**WORK TO BE COMPLETED:**
Go through the listing and return every line with "محلولى" in it.
--- START ---
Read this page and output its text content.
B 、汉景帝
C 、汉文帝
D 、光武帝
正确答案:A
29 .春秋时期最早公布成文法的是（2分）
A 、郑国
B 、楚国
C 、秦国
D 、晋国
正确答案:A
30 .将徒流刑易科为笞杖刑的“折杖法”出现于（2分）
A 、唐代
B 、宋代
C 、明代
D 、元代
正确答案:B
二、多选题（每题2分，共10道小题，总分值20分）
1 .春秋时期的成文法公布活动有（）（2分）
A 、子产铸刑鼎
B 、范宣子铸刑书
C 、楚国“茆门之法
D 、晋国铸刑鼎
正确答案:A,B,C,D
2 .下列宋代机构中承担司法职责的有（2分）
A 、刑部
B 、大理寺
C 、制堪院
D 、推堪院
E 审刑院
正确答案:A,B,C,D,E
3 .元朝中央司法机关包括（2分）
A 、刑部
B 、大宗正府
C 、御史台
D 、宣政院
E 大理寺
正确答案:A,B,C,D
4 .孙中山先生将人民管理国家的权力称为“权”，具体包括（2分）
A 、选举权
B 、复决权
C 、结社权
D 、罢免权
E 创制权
--- END ---
--- START ---
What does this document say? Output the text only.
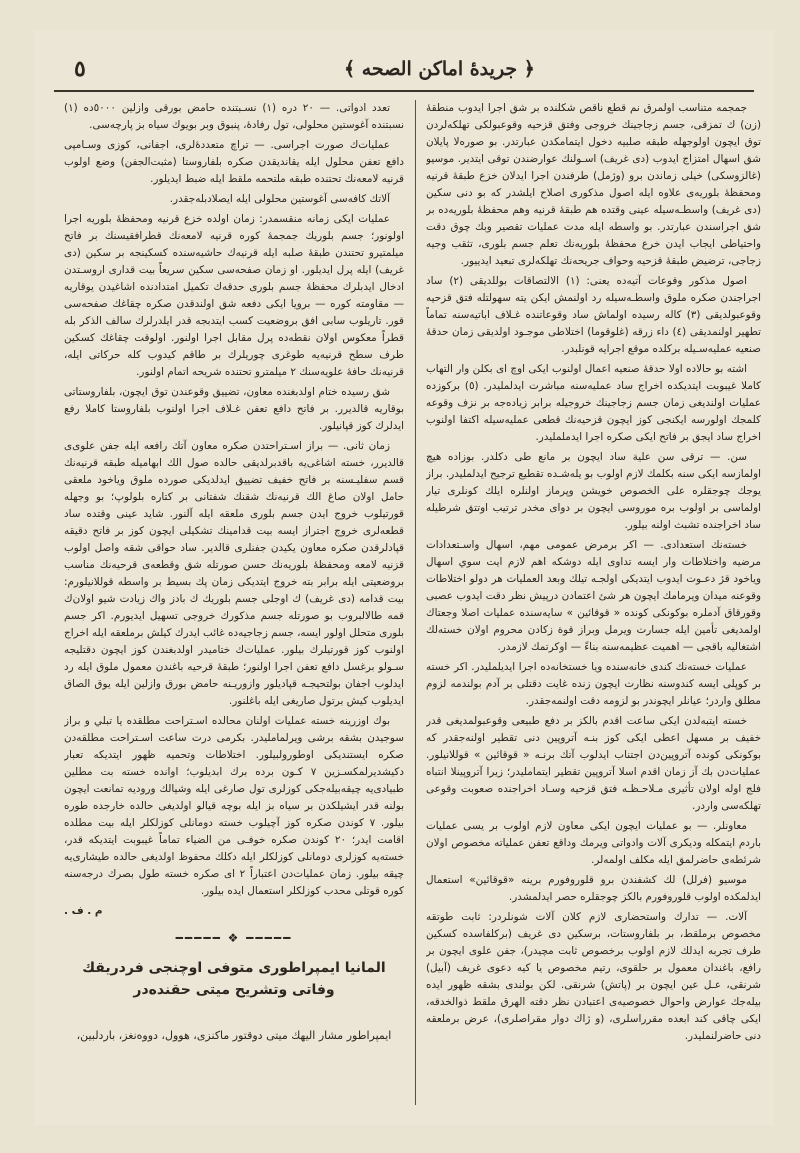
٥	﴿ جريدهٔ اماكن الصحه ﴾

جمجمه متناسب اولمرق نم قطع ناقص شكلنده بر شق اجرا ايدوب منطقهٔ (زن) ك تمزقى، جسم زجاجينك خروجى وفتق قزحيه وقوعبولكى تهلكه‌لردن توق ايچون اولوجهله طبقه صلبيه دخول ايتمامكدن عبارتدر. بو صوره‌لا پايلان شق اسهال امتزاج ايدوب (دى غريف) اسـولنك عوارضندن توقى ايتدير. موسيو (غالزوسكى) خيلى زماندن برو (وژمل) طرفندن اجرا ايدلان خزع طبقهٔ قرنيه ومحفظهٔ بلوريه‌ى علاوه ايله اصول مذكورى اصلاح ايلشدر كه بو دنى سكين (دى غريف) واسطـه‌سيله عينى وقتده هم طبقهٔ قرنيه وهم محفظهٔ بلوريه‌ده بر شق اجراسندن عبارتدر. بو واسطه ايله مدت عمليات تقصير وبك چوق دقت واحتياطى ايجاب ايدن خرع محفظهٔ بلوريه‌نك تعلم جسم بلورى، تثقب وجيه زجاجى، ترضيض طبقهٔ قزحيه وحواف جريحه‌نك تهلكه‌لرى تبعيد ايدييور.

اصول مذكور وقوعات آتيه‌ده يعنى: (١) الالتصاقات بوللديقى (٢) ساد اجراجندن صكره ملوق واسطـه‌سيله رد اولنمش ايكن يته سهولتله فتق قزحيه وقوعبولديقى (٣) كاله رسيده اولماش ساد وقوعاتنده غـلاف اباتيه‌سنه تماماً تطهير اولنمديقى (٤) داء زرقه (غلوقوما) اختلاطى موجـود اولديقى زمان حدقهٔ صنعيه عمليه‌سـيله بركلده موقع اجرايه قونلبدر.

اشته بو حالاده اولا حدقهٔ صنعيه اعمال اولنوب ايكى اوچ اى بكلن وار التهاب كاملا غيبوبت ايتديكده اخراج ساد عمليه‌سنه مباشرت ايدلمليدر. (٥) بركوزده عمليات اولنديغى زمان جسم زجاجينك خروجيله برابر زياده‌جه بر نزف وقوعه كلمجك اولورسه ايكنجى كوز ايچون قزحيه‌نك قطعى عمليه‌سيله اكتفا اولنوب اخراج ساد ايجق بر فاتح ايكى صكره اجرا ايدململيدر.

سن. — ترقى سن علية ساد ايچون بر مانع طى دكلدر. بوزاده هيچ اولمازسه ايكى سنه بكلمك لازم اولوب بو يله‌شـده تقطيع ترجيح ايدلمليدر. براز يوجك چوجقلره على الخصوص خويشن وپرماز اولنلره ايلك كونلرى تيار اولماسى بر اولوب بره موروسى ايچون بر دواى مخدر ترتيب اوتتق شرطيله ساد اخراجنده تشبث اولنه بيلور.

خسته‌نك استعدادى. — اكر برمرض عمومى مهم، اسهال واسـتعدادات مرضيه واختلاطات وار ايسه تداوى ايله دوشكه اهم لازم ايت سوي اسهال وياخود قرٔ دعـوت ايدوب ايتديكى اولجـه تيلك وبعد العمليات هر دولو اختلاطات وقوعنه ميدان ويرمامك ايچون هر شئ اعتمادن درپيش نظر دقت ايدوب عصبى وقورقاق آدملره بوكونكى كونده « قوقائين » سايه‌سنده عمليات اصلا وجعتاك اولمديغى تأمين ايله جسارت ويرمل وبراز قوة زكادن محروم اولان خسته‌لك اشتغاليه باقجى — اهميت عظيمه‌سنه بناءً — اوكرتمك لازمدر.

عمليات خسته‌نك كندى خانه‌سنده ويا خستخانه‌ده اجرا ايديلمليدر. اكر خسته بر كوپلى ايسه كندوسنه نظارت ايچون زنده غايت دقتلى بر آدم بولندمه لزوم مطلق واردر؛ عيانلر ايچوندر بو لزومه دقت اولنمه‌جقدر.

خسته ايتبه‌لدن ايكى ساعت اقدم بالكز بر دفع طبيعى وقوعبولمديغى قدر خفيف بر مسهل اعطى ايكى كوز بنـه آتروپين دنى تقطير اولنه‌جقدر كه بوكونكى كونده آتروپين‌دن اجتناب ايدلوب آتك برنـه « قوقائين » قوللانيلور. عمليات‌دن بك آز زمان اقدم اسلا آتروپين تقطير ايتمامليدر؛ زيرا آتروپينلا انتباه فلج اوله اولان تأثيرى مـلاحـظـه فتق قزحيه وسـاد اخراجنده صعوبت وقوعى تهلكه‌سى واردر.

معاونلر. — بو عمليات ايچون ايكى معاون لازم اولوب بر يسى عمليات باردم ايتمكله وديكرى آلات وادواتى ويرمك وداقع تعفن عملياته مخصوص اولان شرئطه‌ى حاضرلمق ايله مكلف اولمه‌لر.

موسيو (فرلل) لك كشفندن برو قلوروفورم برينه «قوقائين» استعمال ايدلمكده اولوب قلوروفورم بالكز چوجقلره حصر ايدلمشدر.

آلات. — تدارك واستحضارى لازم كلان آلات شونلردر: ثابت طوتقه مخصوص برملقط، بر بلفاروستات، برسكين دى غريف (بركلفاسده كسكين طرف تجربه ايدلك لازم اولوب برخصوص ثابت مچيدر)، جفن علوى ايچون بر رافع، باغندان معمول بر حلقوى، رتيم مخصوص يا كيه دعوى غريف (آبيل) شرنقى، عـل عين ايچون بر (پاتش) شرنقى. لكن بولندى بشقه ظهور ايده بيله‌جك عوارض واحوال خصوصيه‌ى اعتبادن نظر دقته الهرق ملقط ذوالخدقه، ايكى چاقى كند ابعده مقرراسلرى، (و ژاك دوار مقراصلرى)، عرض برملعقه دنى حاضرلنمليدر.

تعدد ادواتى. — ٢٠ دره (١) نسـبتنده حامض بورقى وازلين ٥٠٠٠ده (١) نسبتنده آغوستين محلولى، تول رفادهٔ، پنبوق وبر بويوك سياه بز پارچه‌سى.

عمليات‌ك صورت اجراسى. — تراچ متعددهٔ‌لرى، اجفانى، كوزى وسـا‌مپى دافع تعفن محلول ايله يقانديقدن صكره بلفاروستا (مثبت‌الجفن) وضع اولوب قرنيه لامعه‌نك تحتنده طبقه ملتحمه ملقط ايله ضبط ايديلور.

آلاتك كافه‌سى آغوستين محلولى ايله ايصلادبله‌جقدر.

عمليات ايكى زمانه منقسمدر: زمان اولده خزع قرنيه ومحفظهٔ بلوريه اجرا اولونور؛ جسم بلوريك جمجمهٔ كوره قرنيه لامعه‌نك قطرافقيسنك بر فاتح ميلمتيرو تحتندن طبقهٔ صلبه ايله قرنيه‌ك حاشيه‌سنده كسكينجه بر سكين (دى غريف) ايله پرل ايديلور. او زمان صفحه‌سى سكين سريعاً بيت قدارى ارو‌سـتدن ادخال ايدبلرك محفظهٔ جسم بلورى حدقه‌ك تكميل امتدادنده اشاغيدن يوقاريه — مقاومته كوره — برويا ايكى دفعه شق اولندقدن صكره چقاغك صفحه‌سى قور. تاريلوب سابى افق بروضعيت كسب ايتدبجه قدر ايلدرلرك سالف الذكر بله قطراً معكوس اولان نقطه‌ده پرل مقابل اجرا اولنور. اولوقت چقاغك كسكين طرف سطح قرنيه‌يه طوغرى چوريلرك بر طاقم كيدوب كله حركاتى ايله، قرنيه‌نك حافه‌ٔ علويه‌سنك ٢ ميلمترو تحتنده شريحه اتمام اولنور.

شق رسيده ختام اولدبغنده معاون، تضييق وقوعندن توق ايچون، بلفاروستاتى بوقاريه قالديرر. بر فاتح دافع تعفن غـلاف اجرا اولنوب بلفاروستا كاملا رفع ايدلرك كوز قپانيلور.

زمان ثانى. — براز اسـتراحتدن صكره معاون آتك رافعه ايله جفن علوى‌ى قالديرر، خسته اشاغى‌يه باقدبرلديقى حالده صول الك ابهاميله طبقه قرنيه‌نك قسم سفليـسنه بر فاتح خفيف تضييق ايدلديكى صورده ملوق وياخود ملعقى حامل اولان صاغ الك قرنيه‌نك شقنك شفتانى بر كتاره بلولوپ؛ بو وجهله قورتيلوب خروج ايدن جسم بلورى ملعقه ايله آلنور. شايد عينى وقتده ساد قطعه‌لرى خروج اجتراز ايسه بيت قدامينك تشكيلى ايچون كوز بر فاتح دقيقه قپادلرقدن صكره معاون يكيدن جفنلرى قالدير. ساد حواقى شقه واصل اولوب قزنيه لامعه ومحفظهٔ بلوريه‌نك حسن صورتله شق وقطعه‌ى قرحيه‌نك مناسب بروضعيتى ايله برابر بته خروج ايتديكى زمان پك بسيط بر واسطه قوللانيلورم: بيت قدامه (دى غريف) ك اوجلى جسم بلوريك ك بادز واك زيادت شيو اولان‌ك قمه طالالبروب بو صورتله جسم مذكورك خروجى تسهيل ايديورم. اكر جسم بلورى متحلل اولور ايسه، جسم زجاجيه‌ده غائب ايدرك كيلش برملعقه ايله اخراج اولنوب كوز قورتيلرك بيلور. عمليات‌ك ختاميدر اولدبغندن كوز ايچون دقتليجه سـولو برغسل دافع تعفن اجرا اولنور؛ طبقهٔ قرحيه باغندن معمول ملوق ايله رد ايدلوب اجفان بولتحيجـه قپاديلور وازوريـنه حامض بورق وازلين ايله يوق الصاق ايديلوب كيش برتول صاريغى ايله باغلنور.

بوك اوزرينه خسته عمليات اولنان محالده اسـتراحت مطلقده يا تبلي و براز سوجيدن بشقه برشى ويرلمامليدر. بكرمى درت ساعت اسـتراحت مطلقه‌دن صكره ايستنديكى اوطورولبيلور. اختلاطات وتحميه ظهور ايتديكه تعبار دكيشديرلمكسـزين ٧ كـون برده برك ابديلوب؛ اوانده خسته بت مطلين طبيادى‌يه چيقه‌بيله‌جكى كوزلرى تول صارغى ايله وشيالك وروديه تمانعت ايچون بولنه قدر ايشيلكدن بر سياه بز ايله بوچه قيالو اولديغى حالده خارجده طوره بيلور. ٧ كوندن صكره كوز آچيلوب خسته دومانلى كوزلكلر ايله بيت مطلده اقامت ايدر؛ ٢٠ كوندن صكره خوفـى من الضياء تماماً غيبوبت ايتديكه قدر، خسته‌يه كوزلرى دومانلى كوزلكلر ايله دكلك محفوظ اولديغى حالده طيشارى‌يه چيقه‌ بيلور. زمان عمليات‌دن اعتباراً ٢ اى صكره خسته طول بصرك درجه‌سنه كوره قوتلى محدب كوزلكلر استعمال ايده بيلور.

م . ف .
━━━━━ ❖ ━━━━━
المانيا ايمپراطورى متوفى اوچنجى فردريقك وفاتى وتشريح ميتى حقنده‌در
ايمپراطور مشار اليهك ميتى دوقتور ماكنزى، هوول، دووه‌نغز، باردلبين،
--- END ---
**EXERCISE SOLUTION:**
تعدد ادواتى. — ٢٠ دره (١) نسـبتنده حامض بورقى وازلين ٥٠٠٠ده (١) نسبتنده آغوستين محلولى، تول رفادهٔ، پنبوق وبر بويوك سياه بز پارچه‌سى.
آلاتك كافه‌سى آغوستين محلولى ايله ايصلادبله‌جقدر.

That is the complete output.